__GIVEN INSTRUCTION__:
Lines containing the word "color" should be extracted in full.

__SUPPLIED DATA__:

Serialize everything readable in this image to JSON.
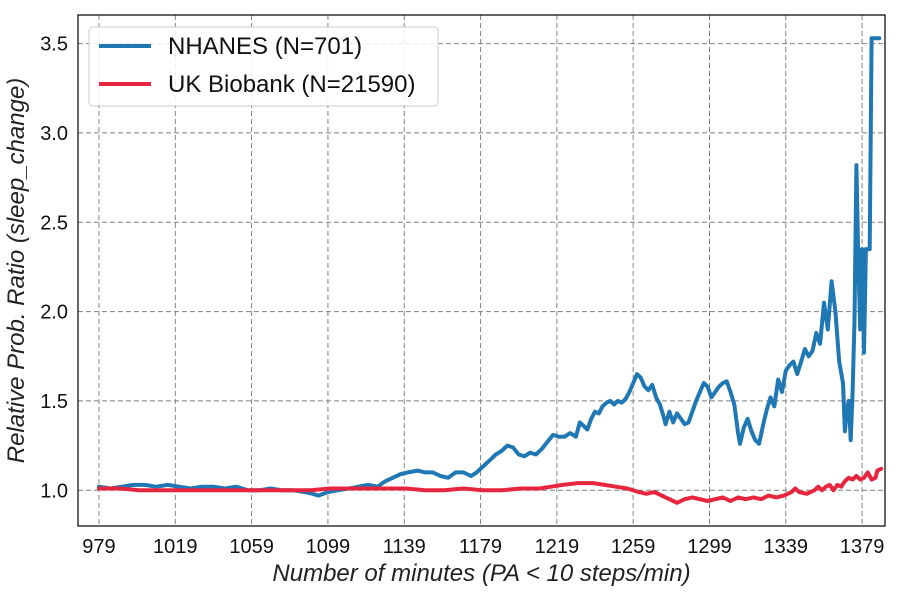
{
  "chart_data": {
    "type": "line",
    "xlabel": "Number of minutes (PA < 10 steps/min)",
    "ylabel": "Relative Prob. Ratio (sleep_change)",
    "xlim": [
      968,
      1391
    ],
    "ylim": [
      0.8,
      3.66
    ],
    "x_ticks": [
      979,
      1019,
      1059,
      1099,
      1139,
      1179,
      1219,
      1259,
      1299,
      1339,
      1379
    ],
    "y_ticks": [
      "1.0",
      "1.5",
      "2.0",
      "2.5",
      "3.0",
      "3.5"
    ],
    "grid": true,
    "legend_position": "upper-left",
    "series": [
      {
        "name": "NHANES (N=701)",
        "color": "#1f77b4",
        "points": [
          [
            979,
            1.02
          ],
          [
            985,
            1.01
          ],
          [
            991,
            1.02
          ],
          [
            997,
            1.03
          ],
          [
            1003,
            1.03
          ],
          [
            1009,
            1.02
          ],
          [
            1015,
            1.03
          ],
          [
            1021,
            1.02
          ],
          [
            1027,
            1.01
          ],
          [
            1033,
            1.02
          ],
          [
            1039,
            1.02
          ],
          [
            1045,
            1.01
          ],
          [
            1051,
            1.02
          ],
          [
            1057,
            1.0
          ],
          [
            1063,
            1.0
          ],
          [
            1069,
            1.01
          ],
          [
            1075,
            1.0
          ],
          [
            1081,
            1.0
          ],
          [
            1087,
            0.99
          ],
          [
            1091,
            0.98
          ],
          [
            1094,
            0.97
          ],
          [
            1099,
            0.99
          ],
          [
            1104,
            1.0
          ],
          [
            1110,
            1.01
          ],
          [
            1115,
            1.02
          ],
          [
            1120,
            1.03
          ],
          [
            1125,
            1.02
          ],
          [
            1129,
            1.05
          ],
          [
            1133,
            1.07
          ],
          [
            1137,
            1.09
          ],
          [
            1141,
            1.1
          ],
          [
            1146,
            1.11
          ],
          [
            1150,
            1.1
          ],
          [
            1154,
            1.1
          ],
          [
            1158,
            1.08
          ],
          [
            1162,
            1.07
          ],
          [
            1166,
            1.1
          ],
          [
            1170,
            1.1
          ],
          [
            1174,
            1.08
          ],
          [
            1177,
            1.1
          ],
          [
            1180,
            1.13
          ],
          [
            1184,
            1.17
          ],
          [
            1187,
            1.2
          ],
          [
            1190,
            1.22
          ],
          [
            1193,
            1.25
          ],
          [
            1196,
            1.24
          ],
          [
            1199,
            1.2
          ],
          [
            1202,
            1.19
          ],
          [
            1205,
            1.21
          ],
          [
            1208,
            1.2
          ],
          [
            1211,
            1.23
          ],
          [
            1214,
            1.27
          ],
          [
            1217,
            1.31
          ],
          [
            1220,
            1.3
          ],
          [
            1223,
            1.3
          ],
          [
            1226,
            1.32
          ],
          [
            1229,
            1.3
          ],
          [
            1231,
            1.38
          ],
          [
            1233,
            1.36
          ],
          [
            1235,
            1.34
          ],
          [
            1237,
            1.4
          ],
          [
            1239,
            1.44
          ],
          [
            1241,
            1.43
          ],
          [
            1243,
            1.47
          ],
          [
            1245,
            1.49
          ],
          [
            1247,
            1.5
          ],
          [
            1249,
            1.48
          ],
          [
            1251,
            1.5
          ],
          [
            1253,
            1.49
          ],
          [
            1255,
            1.51
          ],
          [
            1257,
            1.55
          ],
          [
            1259,
            1.6
          ],
          [
            1261,
            1.65
          ],
          [
            1263,
            1.63
          ],
          [
            1265,
            1.58
          ],
          [
            1267,
            1.56
          ],
          [
            1269,
            1.59
          ],
          [
            1271,
            1.52
          ],
          [
            1273,
            1.48
          ],
          [
            1275,
            1.41
          ],
          [
            1276,
            1.37
          ],
          [
            1278,
            1.44
          ],
          [
            1280,
            1.38
          ],
          [
            1282,
            1.43
          ],
          [
            1284,
            1.4
          ],
          [
            1286,
            1.37
          ],
          [
            1288,
            1.38
          ],
          [
            1290,
            1.44
          ],
          [
            1292,
            1.5
          ],
          [
            1294,
            1.55
          ],
          [
            1296,
            1.6
          ],
          [
            1298,
            1.58
          ],
          [
            1300,
            1.52
          ],
          [
            1302,
            1.55
          ],
          [
            1304,
            1.58
          ],
          [
            1306,
            1.6
          ],
          [
            1308,
            1.61
          ],
          [
            1310,
            1.55
          ],
          [
            1312,
            1.48
          ],
          [
            1314,
            1.32
          ],
          [
            1315,
            1.26
          ],
          [
            1317,
            1.35
          ],
          [
            1319,
            1.4
          ],
          [
            1321,
            1.33
          ],
          [
            1323,
            1.28
          ],
          [
            1325,
            1.26
          ],
          [
            1327,
            1.36
          ],
          [
            1329,
            1.45
          ],
          [
            1331,
            1.52
          ],
          [
            1333,
            1.47
          ],
          [
            1335,
            1.62
          ],
          [
            1337,
            1.55
          ],
          [
            1339,
            1.67
          ],
          [
            1341,
            1.7
          ],
          [
            1343,
            1.72
          ],
          [
            1345,
            1.65
          ],
          [
            1347,
            1.72
          ],
          [
            1349,
            1.79
          ],
          [
            1351,
            1.75
          ],
          [
            1353,
            1.78
          ],
          [
            1355,
            1.88
          ],
          [
            1357,
            1.82
          ],
          [
            1359,
            2.05
          ],
          [
            1361,
            1.9
          ],
          [
            1363,
            2.17
          ],
          [
            1365,
            2.0
          ],
          [
            1367,
            1.72
          ],
          [
            1369,
            1.6
          ],
          [
            1370,
            1.33
          ],
          [
            1371,
            1.45
          ],
          [
            1372,
            1.5
          ],
          [
            1373,
            1.28
          ],
          [
            1374,
            1.55
          ],
          [
            1375,
            1.95
          ],
          [
            1376,
            2.82
          ],
          [
            1377,
            2.3
          ],
          [
            1378,
            1.9
          ],
          [
            1379,
            2.35
          ],
          [
            1380,
            1.77
          ],
          [
            1381,
            2.35
          ],
          [
            1383,
            2.35
          ],
          [
            1384,
            3.53
          ],
          [
            1386,
            3.53
          ],
          [
            1388,
            3.53
          ]
        ]
      },
      {
        "name": "UK Biobank (N=21590)",
        "color": "#e8253f",
        "points": [
          [
            979,
            1.01
          ],
          [
            990,
            1.01
          ],
          [
            1000,
            1.0
          ],
          [
            1010,
            1.0
          ],
          [
            1020,
            1.0
          ],
          [
            1030,
            1.0
          ],
          [
            1040,
            1.0
          ],
          [
            1050,
            1.0
          ],
          [
            1060,
            1.0
          ],
          [
            1070,
            1.0
          ],
          [
            1080,
            1.0
          ],
          [
            1090,
            1.0
          ],
          [
            1100,
            1.01
          ],
          [
            1110,
            1.01
          ],
          [
            1120,
            1.01
          ],
          [
            1130,
            1.01
          ],
          [
            1140,
            1.01
          ],
          [
            1150,
            1.0
          ],
          [
            1160,
            1.0
          ],
          [
            1170,
            1.01
          ],
          [
            1180,
            1.0
          ],
          [
            1190,
            1.0
          ],
          [
            1200,
            1.01
          ],
          [
            1210,
            1.01
          ],
          [
            1216,
            1.02
          ],
          [
            1222,
            1.03
          ],
          [
            1230,
            1.04
          ],
          [
            1238,
            1.04
          ],
          [
            1244,
            1.03
          ],
          [
            1250,
            1.02
          ],
          [
            1256,
            1.01
          ],
          [
            1262,
            0.99
          ],
          [
            1266,
            0.98
          ],
          [
            1270,
            0.99
          ],
          [
            1274,
            0.97
          ],
          [
            1278,
            0.95
          ],
          [
            1282,
            0.93
          ],
          [
            1286,
            0.95
          ],
          [
            1290,
            0.96
          ],
          [
            1294,
            0.95
          ],
          [
            1298,
            0.94
          ],
          [
            1302,
            0.95
          ],
          [
            1306,
            0.96
          ],
          [
            1310,
            0.94
          ],
          [
            1314,
            0.96
          ],
          [
            1318,
            0.95
          ],
          [
            1322,
            0.96
          ],
          [
            1326,
            0.95
          ],
          [
            1330,
            0.97
          ],
          [
            1334,
            0.96
          ],
          [
            1338,
            0.97
          ],
          [
            1342,
            0.99
          ],
          [
            1344,
            1.01
          ],
          [
            1346,
            0.99
          ],
          [
            1350,
            0.98
          ],
          [
            1354,
            1.0
          ],
          [
            1356,
            1.02
          ],
          [
            1358,
            1.0
          ],
          [
            1360,
            1.02
          ],
          [
            1362,
            1.03
          ],
          [
            1364,
            1.0
          ],
          [
            1366,
            1.03
          ],
          [
            1368,
            1.02
          ],
          [
            1370,
            1.05
          ],
          [
            1372,
            1.07
          ],
          [
            1374,
            1.06
          ],
          [
            1376,
            1.08
          ],
          [
            1378,
            1.06
          ],
          [
            1380,
            1.07
          ],
          [
            1382,
            1.1
          ],
          [
            1384,
            1.06
          ],
          [
            1386,
            1.07
          ],
          [
            1387,
            1.11
          ],
          [
            1389,
            1.12
          ]
        ]
      }
    ]
  }
}
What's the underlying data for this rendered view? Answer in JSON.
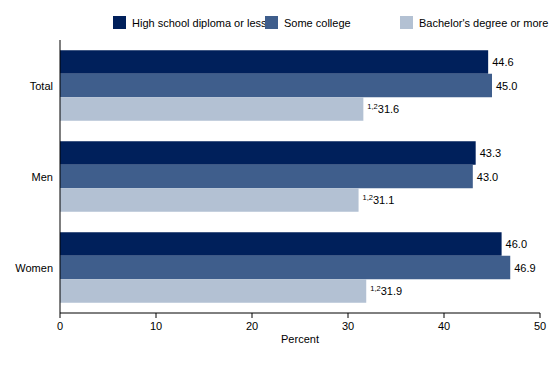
{
  "chart_data": {
    "type": "bar",
    "orientation": "horizontal",
    "x_label": "Percent",
    "categories": [
      "Total",
      "Men",
      "Women"
    ],
    "series": [
      {
        "name": "High school diploma or less",
        "color": "#00205b",
        "values": [
          44.6,
          43.3,
          46.0
        ],
        "value_labels": [
          "44.6",
          "43.3",
          "46.0"
        ]
      },
      {
        "name": "Some college",
        "color": "#3f5e8c",
        "values": [
          45.0,
          43.0,
          46.9
        ],
        "value_labels": [
          "45.0",
          "43.0",
          "46.9"
        ]
      },
      {
        "name": "Bachelor's degree or more",
        "color": "#b3c1d3",
        "values": [
          31.6,
          31.1,
          31.9
        ],
        "value_labels": [
          "31.6",
          "31.1",
          "31.9"
        ],
        "superscripts": [
          "1,2",
          "1,2",
          "1,2"
        ]
      }
    ],
    "xlim": [
      0,
      50
    ],
    "xticks": [
      0,
      10,
      20,
      30,
      40,
      50
    ],
    "grid": false,
    "legend": "top",
    "data_labels": true
  }
}
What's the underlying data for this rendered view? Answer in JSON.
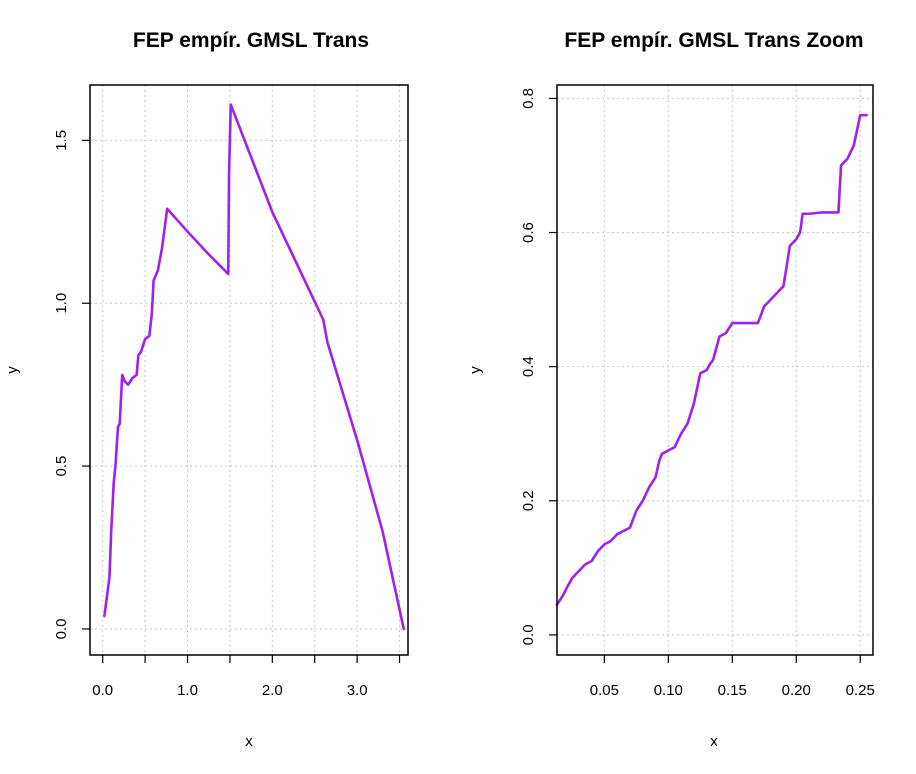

__FULL ANSWER__:
        "color": "#1f77b4",
        "color": "#e8253f",
        "color": "#00205b",
        "color": "#3f5e8c",
        "color": "#b3c1d3",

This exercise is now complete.